_Task prompt:_
Copy out the lines from the one containing "x-tick-label: 2024-09-24 [687,391,698,449]" up to and including the one containing "x-tick-label: 2023-04-11 [217,391,228,449]", reproducing each line character for character.
========================
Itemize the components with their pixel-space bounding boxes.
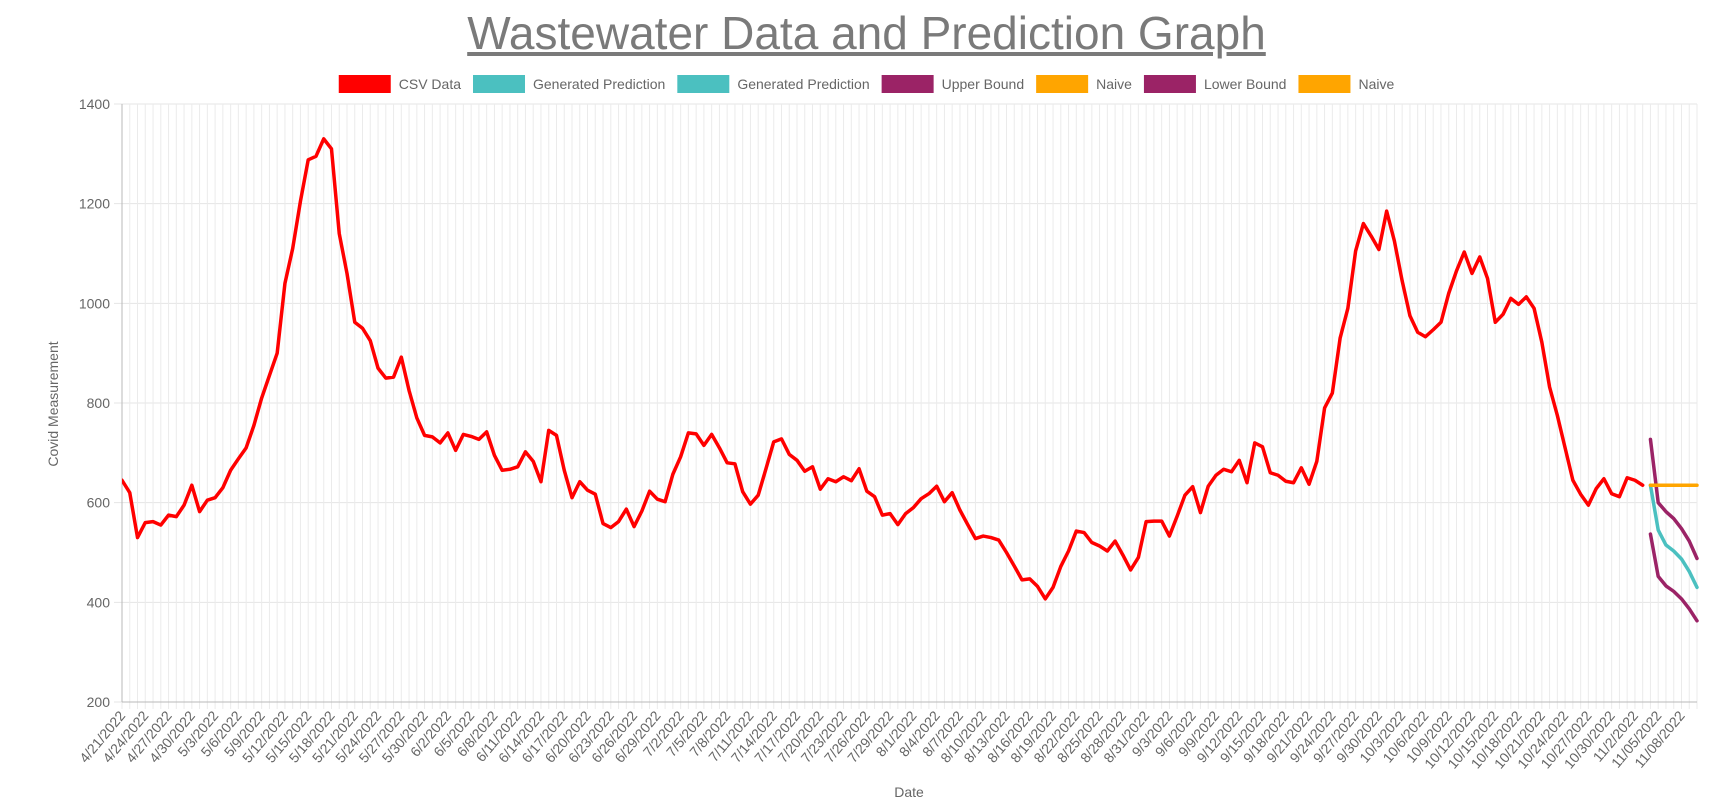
legend-swatch — [677, 75, 730, 93]
legend-item[interactable]: Lower Bound — [1143, 75, 1287, 93]
legend-item[interactable]: CSV Data — [338, 75, 461, 93]
legend-label: CSV Data — [399, 76, 461, 92]
y-tick-label: 1200 — [79, 196, 110, 212]
legend-item[interactable]: Generated Prediction — [677, 75, 870, 93]
legend-label: Lower Bound — [1204, 76, 1287, 92]
x-axis-title: Date — [894, 784, 924, 800]
plot-area — [122, 137, 1699, 623]
y-axis-title: Covid Measurement — [45, 341, 61, 466]
series-line-lower-bound — [1648, 532, 1699, 623]
legend-swatch — [1298, 75, 1351, 93]
y-tick-label: 1400 — [79, 96, 110, 112]
y-axis: 200 400 600 800 1000 1200 1400 — [79, 96, 123, 710]
legend-label: Generated Prediction — [737, 76, 869, 92]
y-tick-label: 200 — [87, 694, 111, 710]
legend-item[interactable]: Naive — [1036, 75, 1132, 93]
legend-swatch — [1036, 75, 1089, 93]
legend-swatch — [1143, 75, 1196, 93]
legend-swatch — [338, 75, 391, 93]
legend-label: Naive — [1358, 76, 1394, 92]
y-tick-label: 1000 — [79, 295, 110, 311]
y-tick-label: 600 — [87, 495, 111, 511]
legend-label: Naive — [1096, 76, 1132, 92]
legend-swatch — [881, 75, 934, 93]
grid-lines — [114, 103, 1698, 709]
series-line-generated-prediction — [1648, 483, 1699, 590]
legend-item[interactable]: Generated Prediction — [473, 75, 665, 93]
legend-label: Upper Bound — [942, 76, 1025, 92]
y-tick-label: 800 — [87, 395, 111, 411]
page-title: Wastewater Data and Prediction Graph — [467, 7, 1266, 59]
legend-item[interactable]: Naive — [1298, 75, 1394, 93]
y-tick-label: 400 — [87, 594, 111, 610]
legend-swatch — [473, 75, 525, 93]
legend: CSV Data Generated Prediction Generated Pr… — [338, 75, 1394, 93]
legend-item[interactable]: Upper Bound — [881, 75, 1025, 93]
series-line-csv-data — [122, 137, 1645, 601]
series-line-upper-bound — [1648, 437, 1699, 561]
legend-label: Generated Prediction — [533, 76, 665, 92]
x-axis: 4/21/20224/24/20224/27/20224/30/20225/3/… — [76, 701, 1697, 772]
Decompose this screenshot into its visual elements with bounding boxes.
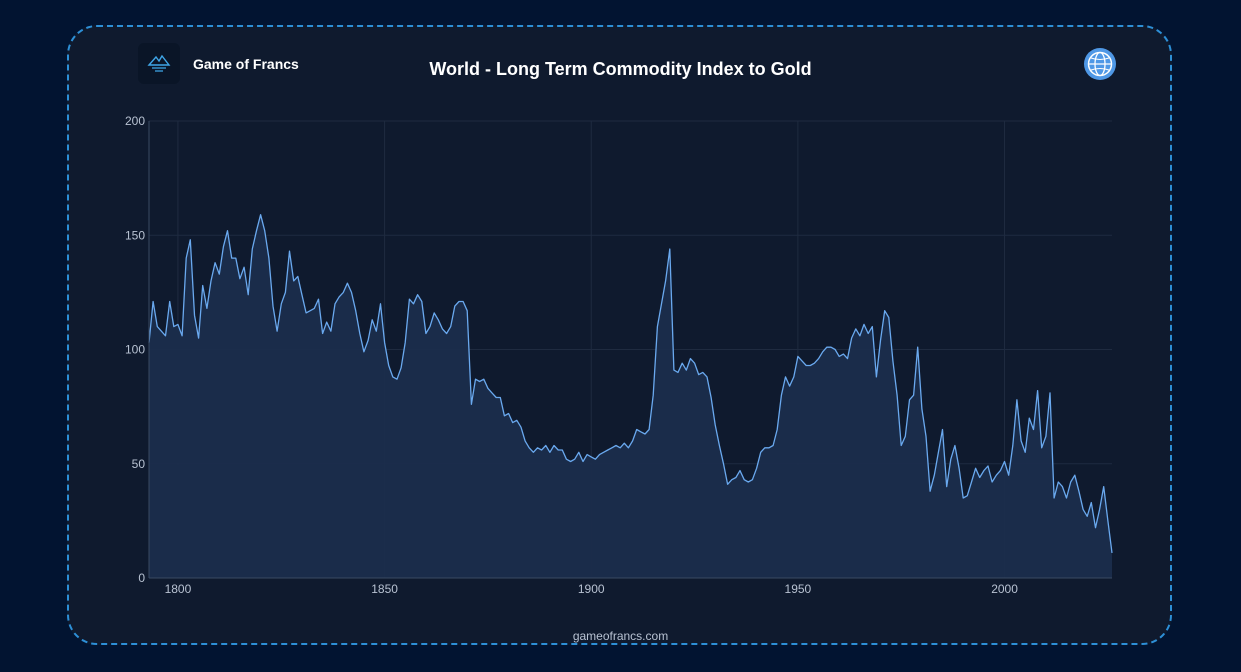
x-tick-label: 1800 [165, 582, 192, 596]
chart-area-fill [149, 214, 1112, 578]
chart-title: World - Long Term Commodity Index to Gol… [429, 59, 812, 79]
x-tick-label: 2000 [991, 582, 1018, 596]
x-tick-label: 1900 [578, 582, 605, 596]
x-tick-label: 1850 [371, 582, 398, 596]
globe-icon [1084, 48, 1116, 80]
mountain-logo-icon [147, 54, 171, 72]
brand-name: Game of Francs [193, 56, 299, 72]
y-tick-label: 100 [125, 343, 145, 357]
y-tick-label: 0 [138, 571, 145, 585]
footer-url[interactable]: gameofrancs.com [572, 629, 669, 643]
y-tick-label: 50 [132, 457, 146, 471]
y-tick-label: 200 [125, 114, 145, 128]
y-tick-label: 150 [125, 228, 145, 242]
x-tick-label: 1950 [785, 582, 812, 596]
globe-button[interactable] [1083, 47, 1117, 81]
chart-series-line [148, 214, 1113, 553]
logo[interactable] [138, 43, 180, 84]
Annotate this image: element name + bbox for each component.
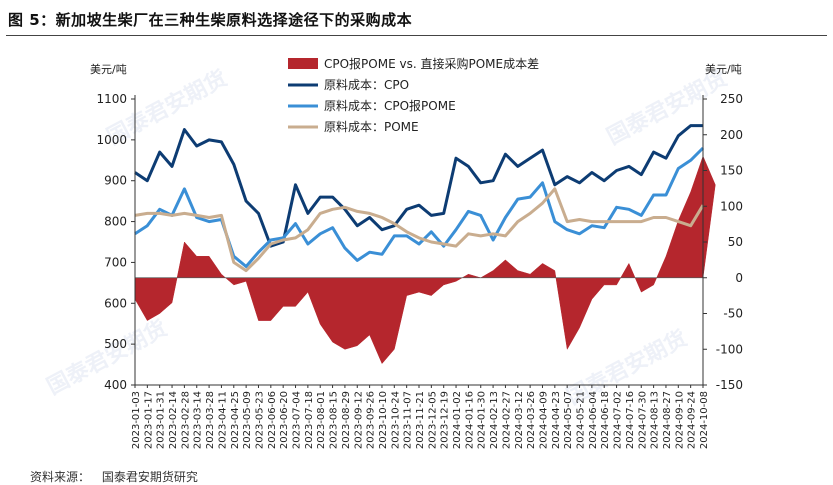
x-tick-label: 2024-09-24 [687,391,698,449]
right-tick-label: -150 [716,378,743,392]
series-spread-area [134,155,716,365]
x-tick-label: 2023-07-04 [292,391,303,449]
right-tick-label: 50 [728,235,743,249]
legend-label-pome: 原料成本：POME [324,120,419,134]
left-tick-label: 600 [104,296,127,310]
legend-label-spread: CPO报POME vs. 直接采购POME成本差 [324,56,539,71]
left-tick-label: 500 [104,337,127,351]
x-tick-label: 2024-08-13 [650,391,661,449]
series-cpo-pome-line [134,146,705,268]
left-tick-label: 900 [104,174,127,188]
x-tick-label: 2024-07-02 [613,391,624,449]
x-tick-label: 2023-03-14 [193,391,204,449]
x-tick-label: 2023-02-14 [168,391,179,449]
x-tick-label: 2023-05-23 [254,391,265,449]
x-tick-label: 2024-01-16 [464,391,475,449]
left-unit-label: 美元/吨 [90,63,127,76]
x-tick-label: 2023-11-21 [415,391,426,449]
right-tick-label: 250 [720,92,743,106]
x-tick-label: 2024-04-23 [551,391,562,449]
x-tick-label: 2024-10-08 [699,391,710,449]
x-tick-label: 2024-03-26 [526,391,537,449]
series-cpo-line [134,124,703,248]
legend-label-cpo-pome: 原料成本：CPO报POME [324,98,456,113]
x-tick-label: 2023-01-03 [131,391,142,449]
x-tick-label: 2023-04-25 [230,391,241,449]
x-tick-label: 2023-11-07 [403,391,414,449]
x-tick-label: 2023-03-28 [205,391,216,449]
x-tick-label: 2024-03-12 [514,391,525,449]
x-tick-label: 2023-04-11 [217,391,228,449]
x-tick-label: 2024-07-30 [637,391,648,449]
x-tick-label: 2024-05-07 [563,391,574,449]
x-tick-label: 2024-02-13 [489,391,500,449]
x-tick-label: 2023-08-01 [316,391,327,449]
x-tick-label: 2023-05-09 [242,391,253,449]
left-tick-label: 1000 [96,133,127,147]
x-tick-label: 2023-08-15 [329,391,340,449]
right-tick-label: 0 [735,271,743,285]
legend-swatch-spread [288,58,318,69]
title-divider [6,35,827,36]
series-pome-line [134,187,705,273]
x-tick-label: 2024-04-09 [538,391,549,449]
left-tick-label: 1100 [96,92,127,106]
x-tick-label: 2023-09-12 [353,391,364,449]
x-tick-label: 2024-07-16 [625,391,636,449]
x-tick-label: 2023-02-28 [180,391,191,449]
legend-label-cpo: 原料成本：CPO [324,78,409,92]
x-tick-label: 2023-12-05 [427,391,438,449]
x-tick-label: 2024-06-18 [600,391,611,449]
x-tick-label: 2023-09-26 [366,391,377,449]
x-tick-label: 2023-07-18 [304,391,315,449]
x-tick-label: 2023-06-20 [279,391,290,449]
right-tick-label: 200 [720,128,743,142]
x-tick-label: 2024-09-10 [674,391,685,449]
source-value: 国泰君安期货研究 [101,470,198,484]
figure-title: 图 5：新加坡生柴厂在三种生柴原料选择途径下的采购成本 [8,11,413,29]
x-tick-label: 2023-01-17 [143,391,154,449]
chart: 400 500 600 700 800 900 1000 1100 -150 -100 -50 0 50… [90,56,743,449]
x-tick-label: 2023-10-10 [378,391,389,449]
right-tick-label: -50 [723,307,743,321]
source-note: 资料来源： 国泰君安期货研究 [30,468,206,485]
left-tick-label: 700 [104,255,127,269]
right-tick-label: 100 [720,199,743,213]
x-tick-label: 2024-06-04 [588,391,599,449]
left-tick-label: 800 [104,215,127,229]
right-tick-label: -100 [716,342,743,356]
x-tick-label: 2023-06-06 [267,391,278,449]
source-label: 资料来源： [30,470,91,484]
right-tick-label: 150 [720,164,743,178]
x-tick-label: 2023-08-29 [341,391,352,449]
x-tick-label: 2023-01-31 [156,391,167,449]
x-tick-label: 2024-02-27 [501,391,512,449]
x-tick-label: 2024-05-21 [576,391,587,449]
left-tick-label: 400 [104,378,127,392]
x-tick-label: 2024-01-30 [477,391,488,449]
right-unit-label: 美元/吨 [705,63,742,76]
x-tick-label: 2024-08-27 [662,391,673,449]
x-tick-label: 2023-12-19 [440,391,451,449]
x-tick-label: 2023-10-24 [390,391,401,449]
x-tick-label: 2024-01-02 [452,391,463,449]
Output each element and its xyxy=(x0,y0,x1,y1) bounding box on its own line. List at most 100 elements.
========================
_In response:_
x-tick-label: 2024-09-24 [687,391,698,449]
right-tick-label: -150 [716,378,743,392]
series-spread-area [134,155,716,365]
x-tick-label: 2023-07-04 [292,391,303,449]
right-tick-label: 50 [728,235,743,249]
legend-label-pome: 原料成本：POME [324,120,419,134]
left-tick-label: 600 [104,296,127,310]
legend-label-spread: CPO报POME vs. 直接采购POME成本差 [324,56,539,71]
left-tick-label: 500 [104,337,127,351]
x-tick-label: 2024-08-13 [650,391,661,449]
series-cpo-pome-line [134,146,705,268]
left-tick-label: 900 [104,174,127,188]
x-tick-label: 2024-07-02 [613,391,624,449]
x-tick-label: 2023-03-14 [193,391,204,449]
x-tick-label: 2023-02-14 [168,391,179,449]
x-tick-label: 2023-05-23 [254,391,265,449]
x-tick-label: 2024-01-16 [464,391,475,449]
left-unit-label: 美元/吨 [90,63,127,76]
x-tick-label: 2023-11-21 [415,391,426,449]
right-tick-label: 250 [720,92,743,106]
x-tick-label: 2024-04-23 [551,391,562,449]
x-tick-label: 2024-10-08 [699,391,710,449]
x-tick-label: 2024-03-26 [526,391,537,449]
series-cpo-line [134,124,703,248]
legend-label-cpo-pome: 原料成本：CPO报POME [324,98,456,113]
x-tick-label: 2023-01-03 [131,391,142,449]
x-tick-label: 2023-04-25 [230,391,241,449]
x-tick-label: 2023-11-07 [403,391,414,449]
x-tick-label: 2023-03-28 [205,391,216,449]
x-tick-label: 2024-03-12 [514,391,525,449]
x-tick-label: 2023-04-11 [217,391,228,449]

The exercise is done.